[start]

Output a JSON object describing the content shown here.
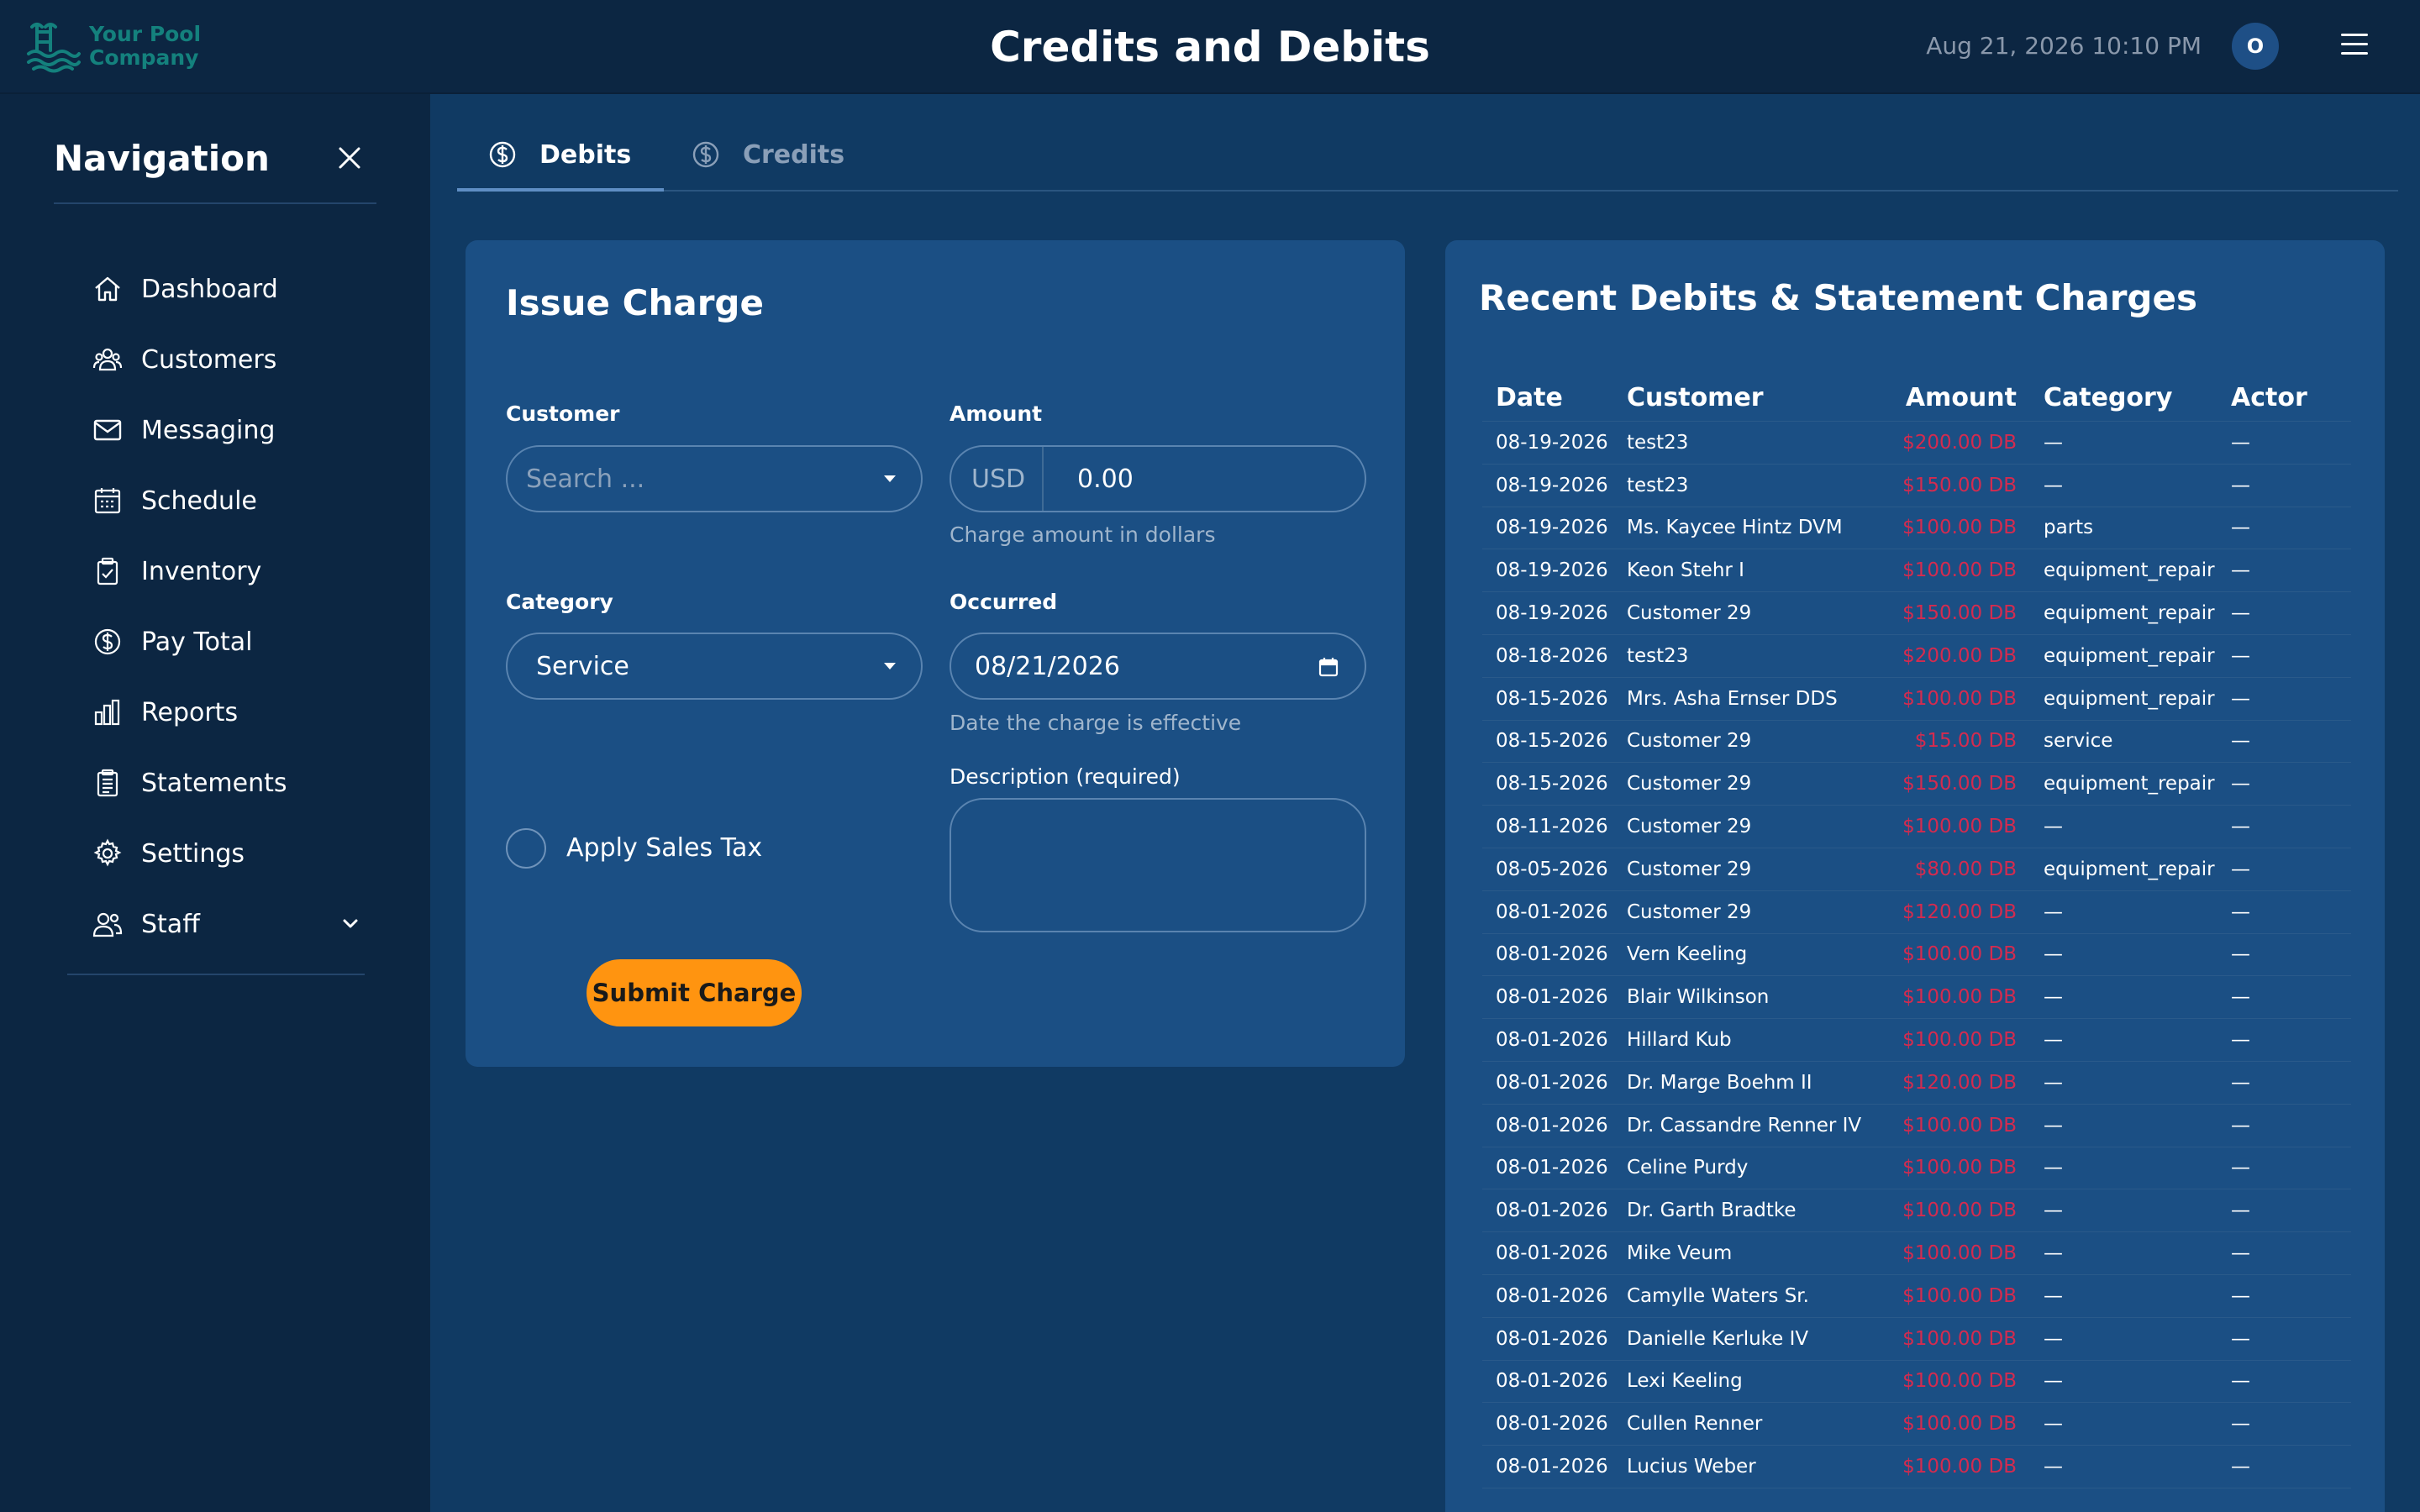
{
  "app": {
    "logo_text": "Your Pool Company",
    "page_title": "Credits and Debits",
    "datetime": "Aug 21, 2026 10:10 PM",
    "avatar_initial": "O"
  },
  "sidebar": {
    "title": "Navigation",
    "items": [
      {
        "label": "Dashboard",
        "icon": "home-icon"
      },
      {
        "label": "Customers",
        "icon": "users-icon"
      },
      {
        "label": "Messaging",
        "icon": "envelope-icon"
      },
      {
        "label": "Schedule",
        "icon": "calendar-icon"
      },
      {
        "label": "Inventory",
        "icon": "clipboard-check-icon"
      },
      {
        "label": "Pay Total",
        "icon": "dollar-circle-icon"
      },
      {
        "label": "Reports",
        "icon": "bar-chart-icon"
      },
      {
        "label": "Statements",
        "icon": "document-list-icon"
      },
      {
        "label": "Settings",
        "icon": "gear-icon"
      },
      {
        "label": "Staff",
        "icon": "people-icon"
      }
    ]
  },
  "tabs": [
    {
      "label": "Debits",
      "active": true
    },
    {
      "label": "Credits",
      "active": false
    }
  ],
  "issue_charge": {
    "title": "Issue Charge",
    "customer_label": "Customer",
    "customer_placeholder": "Search ...",
    "amount_label": "Amount",
    "currency": "USD",
    "amount_value": "0.00",
    "amount_help": "Charge amount in dollars",
    "category_label": "Category",
    "category_value": "Service",
    "occurred_label": "Occurred",
    "occurred_value": "08/21/2026",
    "occurred_help": "Date the charge is effective",
    "description_label": "Description (required)",
    "description_value": "",
    "apply_tax_label": "Apply Sales Tax",
    "submit_label": "Submit Charge"
  },
  "recent": {
    "title": "Recent Debits & Statement Charges",
    "columns": [
      "Date",
      "Customer",
      "Amount",
      "Category",
      "Actor"
    ],
    "rows": [
      {
        "date": "08-19-2026",
        "customer": "test23",
        "amount": "$200.00 DB",
        "category": "—",
        "actor": "—"
      },
      {
        "date": "08-19-2026",
        "customer": "test23",
        "amount": "$150.00 DB",
        "category": "—",
        "actor": "—"
      },
      {
        "date": "08-19-2026",
        "customer": "Ms. Kaycee Hintz DVM",
        "amount": "$100.00 DB",
        "category": "parts",
        "actor": "—"
      },
      {
        "date": "08-19-2026",
        "customer": "Keon Stehr I",
        "amount": "$100.00 DB",
        "category": "equipment_repair",
        "actor": "—"
      },
      {
        "date": "08-19-2026",
        "customer": "Customer 29",
        "amount": "$150.00 DB",
        "category": "equipment_repair",
        "actor": "—"
      },
      {
        "date": "08-18-2026",
        "customer": "test23",
        "amount": "$200.00 DB",
        "category": "equipment_repair",
        "actor": "—"
      },
      {
        "date": "08-15-2026",
        "customer": "Mrs. Asha Ernser DDS",
        "amount": "$100.00 DB",
        "category": "equipment_repair",
        "actor": "—"
      },
      {
        "date": "08-15-2026",
        "customer": "Customer 29",
        "amount": "$15.00 DB",
        "category": "service",
        "actor": "—"
      },
      {
        "date": "08-15-2026",
        "customer": "Customer 29",
        "amount": "$150.00 DB",
        "category": "equipment_repair",
        "actor": "—"
      },
      {
        "date": "08-11-2026",
        "customer": "Customer 29",
        "amount": "$100.00 DB",
        "category": "—",
        "actor": "—"
      },
      {
        "date": "08-05-2026",
        "customer": "Customer 29",
        "amount": "$80.00 DB",
        "category": "equipment_repair",
        "actor": "—"
      },
      {
        "date": "08-01-2026",
        "customer": "Customer 29",
        "amount": "$120.00 DB",
        "category": "—",
        "actor": "—"
      },
      {
        "date": "08-01-2026",
        "customer": "Vern Keeling",
        "amount": "$100.00 DB",
        "category": "—",
        "actor": "—"
      },
      {
        "date": "08-01-2026",
        "customer": "Blair Wilkinson",
        "amount": "$100.00 DB",
        "category": "—",
        "actor": "—"
      },
      {
        "date": "08-01-2026",
        "customer": "Hillard Kub",
        "amount": "$100.00 DB",
        "category": "—",
        "actor": "—"
      },
      {
        "date": "08-01-2026",
        "customer": "Dr. Marge Boehm II",
        "amount": "$120.00 DB",
        "category": "—",
        "actor": "—"
      },
      {
        "date": "08-01-2026",
        "customer": "Dr. Cassandre Renner IV",
        "amount": "$100.00 DB",
        "category": "—",
        "actor": "—"
      },
      {
        "date": "08-01-2026",
        "customer": "Celine Purdy",
        "amount": "$100.00 DB",
        "category": "—",
        "actor": "—"
      },
      {
        "date": "08-01-2026",
        "customer": "Dr. Garth Bradtke",
        "amount": "$100.00 DB",
        "category": "—",
        "actor": "—"
      },
      {
        "date": "08-01-2026",
        "customer": "Mike Veum",
        "amount": "$100.00 DB",
        "category": "—",
        "actor": "—"
      },
      {
        "date": "08-01-2026",
        "customer": "Camylle Waters Sr.",
        "amount": "$100.00 DB",
        "category": "—",
        "actor": "—"
      },
      {
        "date": "08-01-2026",
        "customer": "Danielle Kerluke IV",
        "amount": "$100.00 DB",
        "category": "—",
        "actor": "—"
      },
      {
        "date": "08-01-2026",
        "customer": "Lexi Keeling",
        "amount": "$100.00 DB",
        "category": "—",
        "actor": "—"
      },
      {
        "date": "08-01-2026",
        "customer": "Cullen Renner",
        "amount": "$100.00 DB",
        "category": "—",
        "actor": "—"
      },
      {
        "date": "08-01-2026",
        "customer": "Lucius Weber",
        "amount": "$100.00 DB",
        "category": "—",
        "actor": "—"
      }
    ]
  },
  "colors": {
    "background": "#103a63",
    "sidebar": "#0c2642",
    "card": "#1b4f84",
    "accent_button": "#ff9410",
    "debit_amount": "#d42b4f",
    "logo": "#14817d"
  }
}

[end]

[What is being asked]
Nothing in the entries should change as you copy them, except that the pictures are left out.

[Task solution]
Output a JSON object describing the content shown here.
{
  "app": {
    "logo_text": "Your Pool Company",
    "page_title": "Credits and Debits",
    "datetime": "Aug 21, 2026 10:10 PM",
    "avatar_initial": "O"
  },
  "sidebar": {
    "title": "Navigation",
    "items": [
      {
        "label": "Dashboard",
        "icon": "home-icon"
      },
      {
        "label": "Customers",
        "icon": "users-icon"
      },
      {
        "label": "Messaging",
        "icon": "envelope-icon"
      },
      {
        "label": "Schedule",
        "icon": "calendar-icon"
      },
      {
        "label": "Inventory",
        "icon": "clipboard-check-icon"
      },
      {
        "label": "Pay Total",
        "icon": "dollar-circle-icon"
      },
      {
        "label": "Reports",
        "icon": "bar-chart-icon"
      },
      {
        "label": "Statements",
        "icon": "document-list-icon"
      },
      {
        "label": "Settings",
        "icon": "gear-icon"
      },
      {
        "label": "Staff",
        "icon": "people-icon"
      }
    ]
  },
  "tabs": [
    {
      "label": "Debits",
      "active": true
    },
    {
      "label": "Credits",
      "active": false
    }
  ],
  "issue_charge": {
    "title": "Issue Charge",
    "customer_label": "Customer",
    "customer_placeholder": "Search ...",
    "amount_label": "Amount",
    "currency": "USD",
    "amount_value": "0.00",
    "amount_help": "Charge amount in dollars",
    "category_label": "Category",
    "category_value": "Service",
    "occurred_label": "Occurred",
    "occurred_value": "08/21/2026",
    "occurred_help": "Date the charge is effective",
    "description_label": "Description (required)",
    "description_value": "",
    "apply_tax_label": "Apply Sales Tax",
    "submit_label": "Submit Charge"
  },
  "recent": {
    "title": "Recent Debits & Statement Charges",
    "columns": [
      "Date",
      "Customer",
      "Amount",
      "Category",
      "Actor"
    ],
    "rows": [
      {
        "date": "08-19-2026",
        "customer": "test23",
        "amount": "$200.00 DB",
        "category": "—",
        "actor": "—"
      },
      {
        "date": "08-19-2026",
        "customer": "test23",
        "amount": "$150.00 DB",
        "category": "—",
        "actor": "—"
      },
      {
        "date": "08-19-2026",
        "customer": "Ms. Kaycee Hintz DVM",
        "amount": "$100.00 DB",
        "category": "parts",
        "actor": "—"
      },
      {
        "date": "08-19-2026",
        "customer": "Keon Stehr I",
        "amount": "$100.00 DB",
        "category": "equipment_repair",
        "actor": "—"
      },
      {
        "date": "08-19-2026",
        "customer": "Customer 29",
        "amount": "$150.00 DB",
        "category": "equipment_repair",
        "actor": "—"
      },
      {
        "date": "08-18-2026",
        "customer": "test23",
        "amount": "$200.00 DB",
        "category": "equipment_repair",
        "actor": "—"
      },
      {
        "date": "08-15-2026",
        "customer": "Mrs. Asha Ernser DDS",
        "amount": "$100.00 DB",
        "category": "equipment_repair",
        "actor": "—"
      },
      {
        "date": "08-15-2026",
        "customer": "Customer 29",
        "amount": "$15.00 DB",
        "category": "service",
        "actor": "—"
      },
      {
        "date": "08-15-2026",
        "customer": "Customer 29",
        "amount": "$150.00 DB",
        "category": "equipment_repair",
        "actor": "—"
      },
      {
        "date": "08-11-2026",
        "customer": "Customer 29",
        "amount": "$100.00 DB",
        "category": "—",
        "actor": "—"
      },
      {
        "date": "08-05-2026",
        "customer": "Customer 29",
        "amount": "$80.00 DB",
        "category": "equipment_repair",
        "actor": "—"
      },
      {
        "date": "08-01-2026",
        "customer": "Customer 29",
        "amount": "$120.00 DB",
        "category": "—",
        "actor": "—"
      },
      {
        "date": "08-01-2026",
        "customer": "Vern Keeling",
        "amount": "$100.00 DB",
        "category": "—",
        "actor": "—"
      },
      {
        "date": "08-01-2026",
        "customer": "Blair Wilkinson",
        "amount": "$100.00 DB",
        "category": "—",
        "actor": "—"
      },
      {
        "date": "08-01-2026",
        "customer": "Hillard Kub",
        "amount": "$100.00 DB",
        "category": "—",
        "actor": "—"
      },
      {
        "date": "08-01-2026",
        "customer": "Dr. Marge Boehm II",
        "amount": "$120.00 DB",
        "category": "—",
        "actor": "—"
      },
      {
        "date": "08-01-2026",
        "customer": "Dr. Cassandre Renner IV",
        "amount": "$100.00 DB",
        "category": "—",
        "actor": "—"
      },
      {
        "date": "08-01-2026",
        "customer": "Celine Purdy",
        "amount": "$100.00 DB",
        "category": "—",
        "actor": "—"
      },
      {
        "date": "08-01-2026",
        "customer": "Dr. Garth Bradtke",
        "amount": "$100.00 DB",
        "category": "—",
        "actor": "—"
      },
      {
        "date": "08-01-2026",
        "customer": "Mike Veum",
        "amount": "$100.00 DB",
        "category": "—",
        "actor": "—"
      },
      {
        "date": "08-01-2026",
        "customer": "Camylle Waters Sr.",
        "amount": "$100.00 DB",
        "category": "—",
        "actor": "—"
      },
      {
        "date": "08-01-2026",
        "customer": "Danielle Kerluke IV",
        "amount": "$100.00 DB",
        "category": "—",
        "actor": "—"
      },
      {
        "date": "08-01-2026",
        "customer": "Lexi Keeling",
        "amount": "$100.00 DB",
        "category": "—",
        "actor": "—"
      },
      {
        "date": "08-01-2026",
        "customer": "Cullen Renner",
        "amount": "$100.00 DB",
        "category": "—",
        "actor": "—"
      },
      {
        "date": "08-01-2026",
        "customer": "Lucius Weber",
        "amount": "$100.00 DB",
        "category": "—",
        "actor": "—"
      }
    ]
  },
  "colors": {
    "background": "#103a63",
    "sidebar": "#0c2642",
    "card": "#1b4f84",
    "accent_button": "#ff9410",
    "debit_amount": "#d42b4f",
    "logo": "#14817d"
  }
}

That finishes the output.